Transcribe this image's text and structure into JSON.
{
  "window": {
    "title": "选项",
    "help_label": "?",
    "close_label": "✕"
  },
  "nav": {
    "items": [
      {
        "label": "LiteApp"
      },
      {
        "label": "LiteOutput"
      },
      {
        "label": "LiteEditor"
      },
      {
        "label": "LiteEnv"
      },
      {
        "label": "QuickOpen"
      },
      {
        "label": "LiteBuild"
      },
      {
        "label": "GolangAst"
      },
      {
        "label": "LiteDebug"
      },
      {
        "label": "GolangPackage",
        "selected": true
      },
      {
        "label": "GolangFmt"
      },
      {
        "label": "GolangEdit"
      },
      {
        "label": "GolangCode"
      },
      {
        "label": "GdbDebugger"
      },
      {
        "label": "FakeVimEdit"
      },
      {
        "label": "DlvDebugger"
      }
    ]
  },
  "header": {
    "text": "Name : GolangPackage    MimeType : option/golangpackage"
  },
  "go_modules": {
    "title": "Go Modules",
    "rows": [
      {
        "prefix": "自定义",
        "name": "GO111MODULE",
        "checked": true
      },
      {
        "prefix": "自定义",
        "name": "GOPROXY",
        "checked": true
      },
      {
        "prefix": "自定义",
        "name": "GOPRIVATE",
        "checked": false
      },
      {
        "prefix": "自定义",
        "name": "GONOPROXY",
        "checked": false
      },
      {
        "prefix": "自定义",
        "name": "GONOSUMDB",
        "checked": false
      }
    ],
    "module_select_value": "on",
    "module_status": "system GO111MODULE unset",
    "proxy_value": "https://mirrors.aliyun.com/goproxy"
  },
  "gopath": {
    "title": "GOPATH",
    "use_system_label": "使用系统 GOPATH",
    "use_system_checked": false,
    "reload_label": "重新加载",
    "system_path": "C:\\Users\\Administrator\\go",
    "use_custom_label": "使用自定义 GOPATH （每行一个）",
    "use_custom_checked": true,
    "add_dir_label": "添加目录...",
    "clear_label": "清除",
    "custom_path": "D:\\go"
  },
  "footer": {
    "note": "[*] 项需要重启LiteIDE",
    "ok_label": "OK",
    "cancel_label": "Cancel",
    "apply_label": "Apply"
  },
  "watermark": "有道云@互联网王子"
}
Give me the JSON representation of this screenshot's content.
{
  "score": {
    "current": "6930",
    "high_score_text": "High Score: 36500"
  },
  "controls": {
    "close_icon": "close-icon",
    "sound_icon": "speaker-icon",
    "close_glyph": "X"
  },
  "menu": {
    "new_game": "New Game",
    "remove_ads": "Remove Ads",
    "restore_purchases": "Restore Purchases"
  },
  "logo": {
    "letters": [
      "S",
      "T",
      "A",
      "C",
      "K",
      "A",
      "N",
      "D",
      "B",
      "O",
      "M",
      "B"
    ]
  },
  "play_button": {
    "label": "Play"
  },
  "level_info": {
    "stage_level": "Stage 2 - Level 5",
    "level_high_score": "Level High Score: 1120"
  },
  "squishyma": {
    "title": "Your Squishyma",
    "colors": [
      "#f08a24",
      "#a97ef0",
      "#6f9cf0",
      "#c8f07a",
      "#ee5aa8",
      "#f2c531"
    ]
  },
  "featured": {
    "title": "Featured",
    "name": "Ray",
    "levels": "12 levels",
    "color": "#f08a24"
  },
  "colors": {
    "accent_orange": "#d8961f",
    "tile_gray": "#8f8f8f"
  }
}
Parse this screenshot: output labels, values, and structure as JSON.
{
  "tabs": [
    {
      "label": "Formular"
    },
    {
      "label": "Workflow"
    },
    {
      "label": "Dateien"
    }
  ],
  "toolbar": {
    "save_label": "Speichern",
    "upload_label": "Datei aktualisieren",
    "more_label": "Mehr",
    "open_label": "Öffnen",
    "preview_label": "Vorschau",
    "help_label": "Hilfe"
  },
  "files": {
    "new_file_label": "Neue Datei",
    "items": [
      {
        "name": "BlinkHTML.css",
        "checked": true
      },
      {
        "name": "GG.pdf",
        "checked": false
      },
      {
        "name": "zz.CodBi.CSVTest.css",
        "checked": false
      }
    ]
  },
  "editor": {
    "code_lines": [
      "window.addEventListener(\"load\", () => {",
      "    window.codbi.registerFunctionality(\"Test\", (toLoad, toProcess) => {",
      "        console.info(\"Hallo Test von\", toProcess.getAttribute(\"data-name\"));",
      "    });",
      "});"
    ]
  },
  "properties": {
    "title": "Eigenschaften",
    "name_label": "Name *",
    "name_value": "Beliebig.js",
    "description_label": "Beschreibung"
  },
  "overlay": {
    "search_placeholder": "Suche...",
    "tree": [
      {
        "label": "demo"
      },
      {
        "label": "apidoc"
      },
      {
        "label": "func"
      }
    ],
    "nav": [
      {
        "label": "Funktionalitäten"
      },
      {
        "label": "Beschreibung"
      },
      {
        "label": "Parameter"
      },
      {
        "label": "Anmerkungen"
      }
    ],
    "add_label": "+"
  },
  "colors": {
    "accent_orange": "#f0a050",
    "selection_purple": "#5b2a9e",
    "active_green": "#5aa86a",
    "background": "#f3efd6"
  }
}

+++

## REQUEST:
Find each line holding the string "GolangPackage" and copy it out.

## EXERCISE ANSWER:
        "label": "GolangPackage",
    "text": "Name : GolangPackage    MimeType : option/golangpackage"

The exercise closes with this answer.